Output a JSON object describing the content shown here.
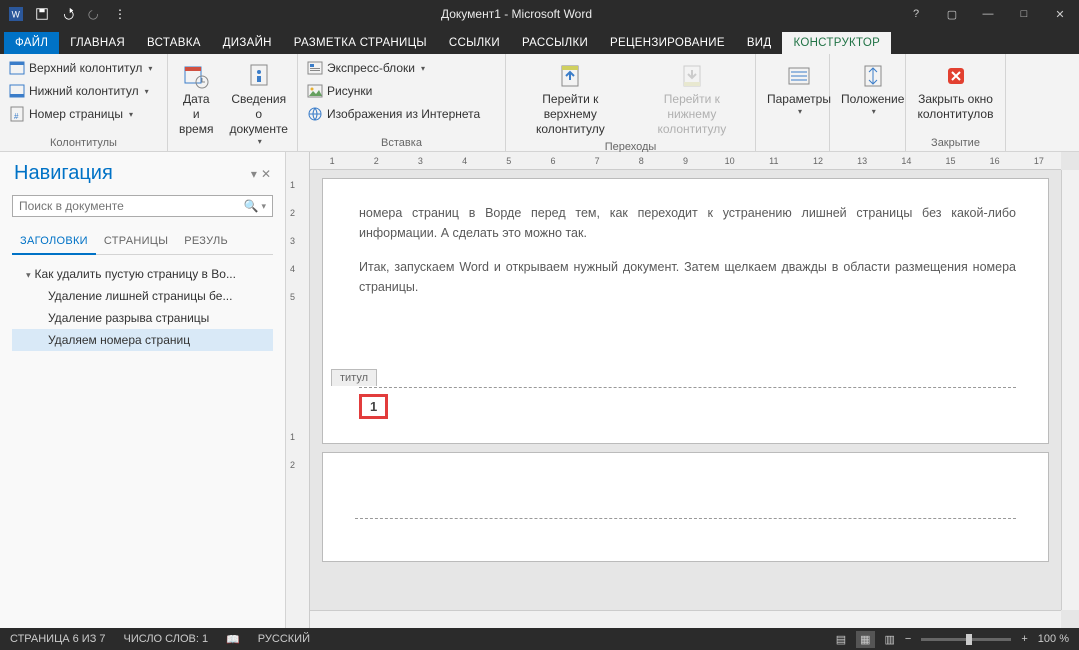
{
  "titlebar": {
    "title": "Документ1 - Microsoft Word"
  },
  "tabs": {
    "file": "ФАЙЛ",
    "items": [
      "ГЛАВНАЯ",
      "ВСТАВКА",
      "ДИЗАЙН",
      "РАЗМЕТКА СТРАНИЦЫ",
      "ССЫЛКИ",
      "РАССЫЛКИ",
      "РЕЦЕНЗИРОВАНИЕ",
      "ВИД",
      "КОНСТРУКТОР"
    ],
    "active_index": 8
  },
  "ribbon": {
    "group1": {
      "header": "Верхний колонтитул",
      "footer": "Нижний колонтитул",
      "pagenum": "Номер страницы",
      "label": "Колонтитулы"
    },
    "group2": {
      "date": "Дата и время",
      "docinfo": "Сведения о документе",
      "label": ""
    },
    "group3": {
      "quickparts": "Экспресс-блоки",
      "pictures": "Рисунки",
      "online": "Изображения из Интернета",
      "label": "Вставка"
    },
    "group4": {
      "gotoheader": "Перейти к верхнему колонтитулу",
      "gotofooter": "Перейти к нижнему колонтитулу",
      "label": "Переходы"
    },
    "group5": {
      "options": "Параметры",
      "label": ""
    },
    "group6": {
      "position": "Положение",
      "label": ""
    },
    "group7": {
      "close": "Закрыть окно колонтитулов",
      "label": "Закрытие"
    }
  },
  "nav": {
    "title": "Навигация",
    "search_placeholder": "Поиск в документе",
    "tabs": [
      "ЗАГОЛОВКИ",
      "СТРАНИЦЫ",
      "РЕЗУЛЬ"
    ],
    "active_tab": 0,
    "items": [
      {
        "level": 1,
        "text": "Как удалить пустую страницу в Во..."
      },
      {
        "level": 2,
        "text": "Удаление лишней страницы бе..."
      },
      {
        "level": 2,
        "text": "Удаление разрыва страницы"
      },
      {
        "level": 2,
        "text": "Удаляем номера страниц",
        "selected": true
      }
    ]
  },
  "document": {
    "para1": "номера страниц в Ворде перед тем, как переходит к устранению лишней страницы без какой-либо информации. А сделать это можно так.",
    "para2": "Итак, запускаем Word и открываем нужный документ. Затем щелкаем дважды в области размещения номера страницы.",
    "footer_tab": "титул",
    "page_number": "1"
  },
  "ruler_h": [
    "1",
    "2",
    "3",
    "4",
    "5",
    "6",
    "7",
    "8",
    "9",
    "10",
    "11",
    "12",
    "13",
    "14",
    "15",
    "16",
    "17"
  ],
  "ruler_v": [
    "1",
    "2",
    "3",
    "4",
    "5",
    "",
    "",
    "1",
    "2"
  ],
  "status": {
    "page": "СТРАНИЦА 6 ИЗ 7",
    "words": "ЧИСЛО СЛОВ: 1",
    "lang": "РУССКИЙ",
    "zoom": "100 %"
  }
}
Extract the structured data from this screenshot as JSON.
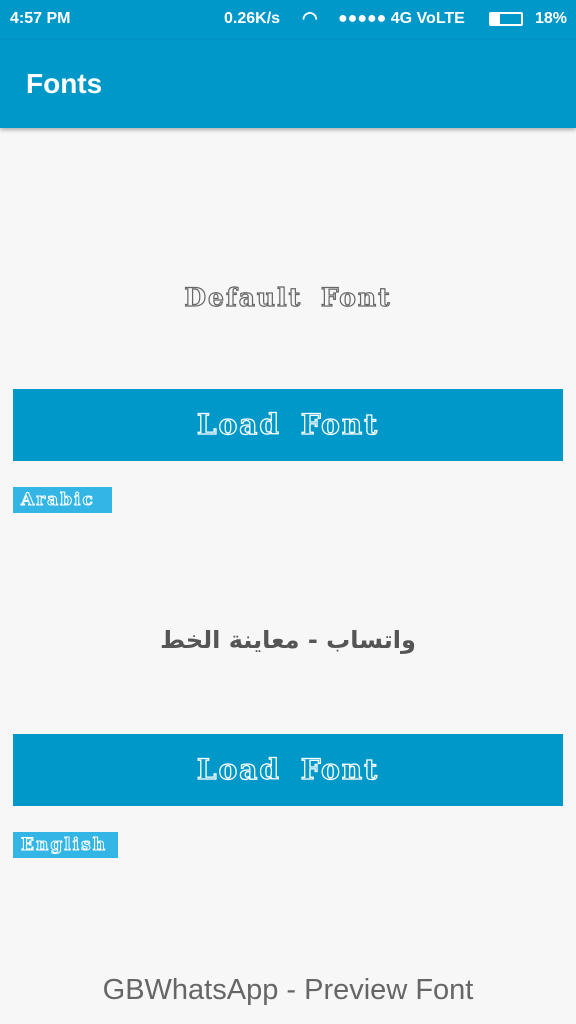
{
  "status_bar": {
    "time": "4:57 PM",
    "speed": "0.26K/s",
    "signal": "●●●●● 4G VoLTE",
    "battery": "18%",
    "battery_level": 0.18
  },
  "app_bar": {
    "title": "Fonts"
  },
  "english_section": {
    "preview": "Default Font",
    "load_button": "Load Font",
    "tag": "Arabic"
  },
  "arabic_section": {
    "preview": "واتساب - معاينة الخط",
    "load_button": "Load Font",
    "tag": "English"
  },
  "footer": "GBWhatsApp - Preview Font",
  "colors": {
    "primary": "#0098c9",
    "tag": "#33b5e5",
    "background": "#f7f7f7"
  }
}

======

▶ [YOUR TASK]: Make an exact copy of the data, leaving its pictures out.

▶ [OUTPUT OF THE EXERCISE]:
Output a JSON object describing the content shown here.
{
  "titlebar": {
    "title": "Документ1 - Microsoft Word"
  },
  "tabs": {
    "file": "ФАЙЛ",
    "items": [
      "ГЛАВНАЯ",
      "ВСТАВКА",
      "ДИЗАЙН",
      "РАЗМЕТКА СТРАНИЦЫ",
      "ССЫЛКИ",
      "РАССЫЛКИ",
      "РЕЦЕНЗИРОВАНИЕ",
      "ВИД",
      "КОНСТРУКТОР"
    ],
    "active_index": 8
  },
  "ribbon": {
    "group1": {
      "header": "Верхний колонтитул",
      "footer": "Нижний колонтитул",
      "pagenum": "Номер страницы",
      "label": "Колонтитулы"
    },
    "group2": {
      "date": "Дата и время",
      "docinfo": "Сведения о документе",
      "label": ""
    },
    "group3": {
      "quickparts": "Экспресс-блоки",
      "pictures": "Рисунки",
      "online": "Изображения из Интернета",
      "label": "Вставка"
    },
    "group4": {
      "gotoheader": "Перейти к верхнему колонтитулу",
      "gotofooter": "Перейти к нижнему колонтитулу",
      "label": "Переходы"
    },
    "group5": {
      "options": "Параметры",
      "label": ""
    },
    "group6": {
      "position": "Положение",
      "label": ""
    },
    "group7": {
      "close": "Закрыть окно колонтитулов",
      "label": "Закрытие"
    }
  },
  "nav": {
    "title": "Навигация",
    "search_placeholder": "Поиск в документе",
    "tabs": [
      "ЗАГОЛОВКИ",
      "СТРАНИЦЫ",
      "РЕЗУЛЬ"
    ],
    "active_tab": 0,
    "items": [
      {
        "level": 1,
        "text": "Как удалить пустую страницу в Во..."
      },
      {
        "level": 2,
        "text": "Удаление лишней страницы бе..."
      },
      {
        "level": 2,
        "text": "Удаление разрыва страницы"
      },
      {
        "level": 2,
        "text": "Удаляем номера страниц",
        "selected": true
      }
    ]
  },
  "document": {
    "para1": "номера страниц в Ворде перед тем, как переходит к устранению лишней страницы без какой-либо информации. А сделать это можно так.",
    "para2": "Итак, запускаем Word и открываем нужный документ. Затем щелкаем дважды в области размещения номера страницы.",
    "footer_tab": "титул",
    "page_number": "1"
  },
  "ruler_h": [
    "1",
    "2",
    "3",
    "4",
    "5",
    "6",
    "7",
    "8",
    "9",
    "10",
    "11",
    "12",
    "13",
    "14",
    "15",
    "16",
    "17"
  ],
  "ruler_v": [
    "1",
    "2",
    "3",
    "4",
    "5",
    "",
    "",
    "1",
    "2"
  ],
  "status": {
    "page": "СТРАНИЦА 6 ИЗ 7",
    "words": "ЧИСЛО СЛОВ: 1",
    "lang": "РУССКИЙ",
    "zoom": "100 %"
  }
}
Extract the structured data from this screenshot as JSON.
{
  "status_bar": {
    "time": "4:57 PM",
    "speed": "0.26K/s",
    "signal": "●●●●● 4G VoLTE",
    "battery": "18%",
    "battery_level": 0.18
  },
  "app_bar": {
    "title": "Fonts"
  },
  "english_section": {
    "preview": "Default Font",
    "load_button": "Load Font",
    "tag": "Arabic"
  },
  "arabic_section": {
    "preview": "واتساب - معاينة الخط",
    "load_button": "Load Font",
    "tag": "English"
  },
  "footer": "GBWhatsApp - Preview Font",
  "colors": {
    "primary": "#0098c9",
    "tag": "#33b5e5",
    "background": "#f7f7f7"
  }
}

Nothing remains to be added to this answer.